* [Provided records]

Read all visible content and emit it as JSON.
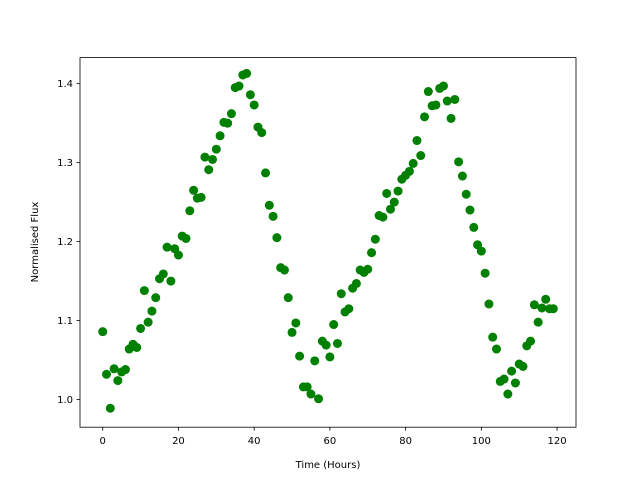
{
  "chart_data": {
    "type": "scatter",
    "title": "",
    "xlabel": "Time (Hours)",
    "ylabel": "Normalised Flux",
    "xlim": [
      -6,
      125
    ],
    "ylim": [
      0.965,
      1.433
    ],
    "xticks": [
      0,
      20,
      40,
      60,
      80,
      100,
      120
    ],
    "yticks": [
      1.0,
      1.1,
      1.2,
      1.3,
      1.4
    ],
    "xtick_labels": [
      "0",
      "20",
      "40",
      "60",
      "80",
      "100",
      "120"
    ],
    "ytick_labels": [
      "1.0",
      "1.1",
      "1.2",
      "1.3",
      "1.4"
    ],
    "grid": false,
    "marker_color": "#008000",
    "series": [
      {
        "x": [
          0,
          1,
          2,
          3,
          4,
          5,
          6,
          7,
          8,
          9,
          10,
          11,
          12,
          13,
          14,
          15,
          16,
          17,
          18,
          19,
          20,
          21,
          22,
          23,
          24,
          25,
          26,
          27,
          28,
          29,
          30,
          31,
          32,
          33,
          34,
          35,
          36,
          37,
          38,
          39,
          40,
          41,
          42,
          43,
          44,
          45,
          46,
          47,
          48,
          49,
          50,
          51,
          52,
          53,
          54,
          55,
          56,
          57,
          58,
          59,
          60,
          61,
          62,
          63,
          64,
          65,
          66,
          67,
          68,
          69,
          70,
          71,
          72,
          73,
          74,
          75,
          76,
          77,
          78,
          79,
          80,
          81,
          82,
          83,
          84,
          85,
          86,
          87,
          88,
          89,
          90,
          91,
          92,
          93,
          94,
          95,
          96,
          97,
          98,
          99,
          100,
          101,
          102,
          103,
          104,
          105,
          106,
          107,
          108,
          109,
          110,
          111,
          112,
          113,
          114,
          115,
          116,
          117,
          118,
          119
        ],
        "y": [
          1.086,
          1.032,
          0.989,
          1.039,
          1.024,
          1.035,
          1.038,
          1.064,
          1.07,
          1.066,
          1.09,
          1.138,
          1.098,
          1.112,
          1.129,
          1.153,
          1.159,
          1.193,
          1.15,
          1.191,
          1.183,
          1.207,
          1.204,
          1.239,
          1.265,
          1.255,
          1.256,
          1.307,
          1.291,
          1.304,
          1.317,
          1.334,
          1.351,
          1.35,
          1.362,
          1.395,
          1.397,
          1.411,
          1.413,
          1.386,
          1.373,
          1.345,
          1.338,
          1.287,
          1.246,
          1.232,
          1.205,
          1.167,
          1.164,
          1.129,
          1.085,
          1.097,
          1.055,
          1.016,
          1.016,
          1.007,
          1.049,
          1.001,
          1.074,
          1.069,
          1.054,
          1.095,
          1.071,
          1.134,
          1.111,
          1.115,
          1.141,
          1.147,
          1.164,
          1.161,
          1.165,
          1.186,
          1.203,
          1.233,
          1.231,
          1.261,
          1.241,
          1.25,
          1.264,
          1.279,
          1.284,
          1.289,
          1.299,
          1.328,
          1.309,
          1.358,
          1.39,
          1.372,
          1.373,
          1.394,
          1.397,
          1.378,
          1.356,
          1.38,
          1.301,
          1.283,
          1.26,
          1.24,
          1.218,
          1.196,
          1.188,
          1.16,
          1.121,
          1.079,
          1.064,
          1.023,
          1.026,
          1.007,
          1.036,
          1.021,
          1.045,
          1.042,
          1.068,
          1.074,
          1.12,
          1.098,
          1.116,
          1.127,
          1.115,
          1.115
        ]
      }
    ]
  }
}
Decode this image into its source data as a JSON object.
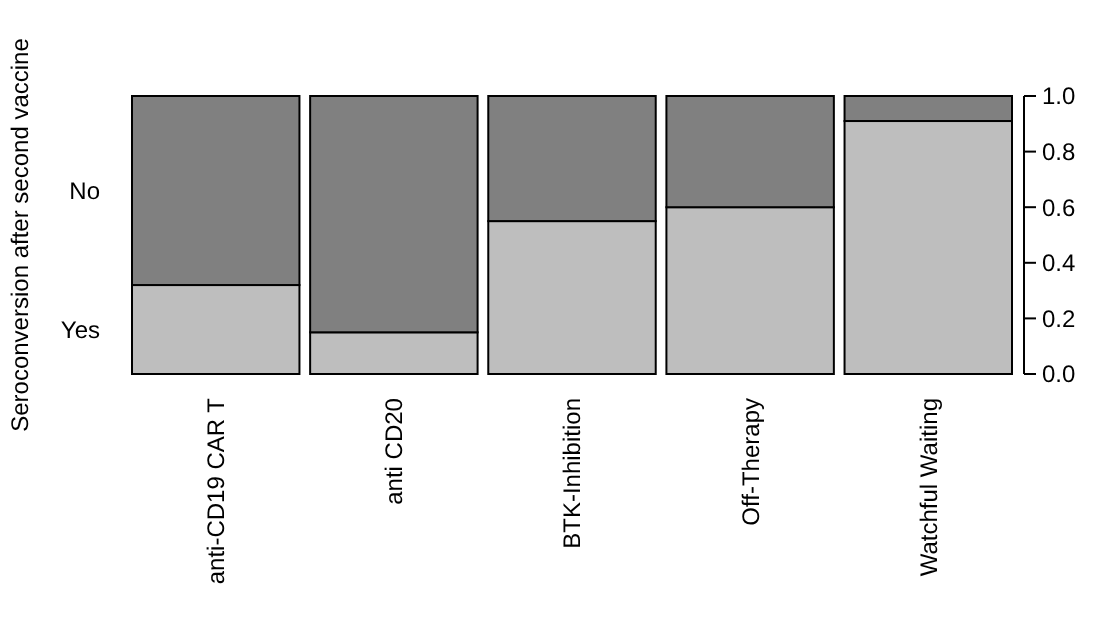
{
  "chart_data": {
    "type": "bar",
    "stacked": true,
    "ylabel": "Seroconversion after second vaccine",
    "categories": [
      "anti-CD19 CAR T",
      "anti CD20",
      "BTK-Inhibition",
      "Off-Therapy",
      "Watchful Waiting"
    ],
    "series": [
      {
        "name": "Yes",
        "color": "#bebebe",
        "values": [
          0.32,
          0.15,
          0.55,
          0.6,
          0.91
        ]
      },
      {
        "name": "No",
        "color": "#808080",
        "values": [
          0.68,
          0.85,
          0.45,
          0.4,
          0.09
        ]
      }
    ],
    "ylim": [
      0,
      1
    ],
    "yticks": [
      {
        "value": 0,
        "label": "0.0"
      },
      {
        "value": 0.2,
        "label": "0.2"
      },
      {
        "value": 0.4,
        "label": "0.4"
      },
      {
        "value": 0.6,
        "label": "0.6"
      },
      {
        "value": 0.8,
        "label": "0.8"
      },
      {
        "value": 1,
        "label": "1.0"
      }
    ],
    "legend": "left",
    "grid": false
  }
}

* [Exercise prompt] Every line of the data should be copied as it stands, without the images.

* [Output of the task]
Read all visible content and emit it as JSON.
{
  "chart_data": {
    "type": "scatter",
    "title": "",
    "xlabel": "Time (Hours)",
    "ylabel": "Normalised Flux",
    "xlim": [
      -6,
      125
    ],
    "ylim": [
      0.965,
      1.433
    ],
    "xticks": [
      0,
      20,
      40,
      60,
      80,
      100,
      120
    ],
    "yticks": [
      1.0,
      1.1,
      1.2,
      1.3,
      1.4
    ],
    "xtick_labels": [
      "0",
      "20",
      "40",
      "60",
      "80",
      "100",
      "120"
    ],
    "ytick_labels": [
      "1.0",
      "1.1",
      "1.2",
      "1.3",
      "1.4"
    ],
    "grid": false,
    "marker_color": "#008000",
    "series": [
      {
        "x": [
          0,
          1,
          2,
          3,
          4,
          5,
          6,
          7,
          8,
          9,
          10,
          11,
          12,
          13,
          14,
          15,
          16,
          17,
          18,
          19,
          20,
          21,
          22,
          23,
          24,
          25,
          26,
          27,
          28,
          29,
          30,
          31,
          32,
          33,
          34,
          35,
          36,
          37,
          38,
          39,
          40,
          41,
          42,
          43,
          44,
          45,
          46,
          47,
          48,
          49,
          50,
          51,
          52,
          53,
          54,
          55,
          56,
          57,
          58,
          59,
          60,
          61,
          62,
          63,
          64,
          65,
          66,
          67,
          68,
          69,
          70,
          71,
          72,
          73,
          74,
          75,
          76,
          77,
          78,
          79,
          80,
          81,
          82,
          83,
          84,
          85,
          86,
          87,
          88,
          89,
          90,
          91,
          92,
          93,
          94,
          95,
          96,
          97,
          98,
          99,
          100,
          101,
          102,
          103,
          104,
          105,
          106,
          107,
          108,
          109,
          110,
          111,
          112,
          113,
          114,
          115,
          116,
          117,
          118,
          119
        ],
        "y": [
          1.086,
          1.032,
          0.989,
          1.039,
          1.024,
          1.035,
          1.038,
          1.064,
          1.07,
          1.066,
          1.09,
          1.138,
          1.098,
          1.112,
          1.129,
          1.153,
          1.159,
          1.193,
          1.15,
          1.191,
          1.183,
          1.207,
          1.204,
          1.239,
          1.265,
          1.255,
          1.256,
          1.307,
          1.291,
          1.304,
          1.317,
          1.334,
          1.351,
          1.35,
          1.362,
          1.395,
          1.397,
          1.411,
          1.413,
          1.386,
          1.373,
          1.345,
          1.338,
          1.287,
          1.246,
          1.232,
          1.205,
          1.167,
          1.164,
          1.129,
          1.085,
          1.097,
          1.055,
          1.016,
          1.016,
          1.007,
          1.049,
          1.001,
          1.074,
          1.069,
          1.054,
          1.095,
          1.071,
          1.134,
          1.111,
          1.115,
          1.141,
          1.147,
          1.164,
          1.161,
          1.165,
          1.186,
          1.203,
          1.233,
          1.231,
          1.261,
          1.241,
          1.25,
          1.264,
          1.279,
          1.284,
          1.289,
          1.299,
          1.328,
          1.309,
          1.358,
          1.39,
          1.372,
          1.373,
          1.394,
          1.397,
          1.378,
          1.356,
          1.38,
          1.301,
          1.283,
          1.26,
          1.24,
          1.218,
          1.196,
          1.188,
          1.16,
          1.121,
          1.079,
          1.064,
          1.023,
          1.026,
          1.007,
          1.036,
          1.021,
          1.045,
          1.042,
          1.068,
          1.074,
          1.12,
          1.098,
          1.116,
          1.127,
          1.115,
          1.115
        ]
      }
    ]
  }
}
Decode this image into its source data as a JSON object.
{
  "chart_data": {
    "type": "bar",
    "stacked": true,
    "ylabel": "Seroconversion after second vaccine",
    "categories": [
      "anti-CD19 CAR T",
      "anti CD20",
      "BTK-Inhibition",
      "Off-Therapy",
      "Watchful Waiting"
    ],
    "series": [
      {
        "name": "Yes",
        "color": "#bebebe",
        "values": [
          0.32,
          0.15,
          0.55,
          0.6,
          0.91
        ]
      },
      {
        "name": "No",
        "color": "#808080",
        "values": [
          0.68,
          0.85,
          0.45,
          0.4,
          0.09
        ]
      }
    ],
    "ylim": [
      0,
      1
    ],
    "yticks": [
      {
        "value": 0,
        "label": "0.0"
      },
      {
        "value": 0.2,
        "label": "0.2"
      },
      {
        "value": 0.4,
        "label": "0.4"
      },
      {
        "value": 0.6,
        "label": "0.6"
      },
      {
        "value": 0.8,
        "label": "0.8"
      },
      {
        "value": 1,
        "label": "1.0"
      }
    ],
    "legend": "left",
    "grid": false
  }
}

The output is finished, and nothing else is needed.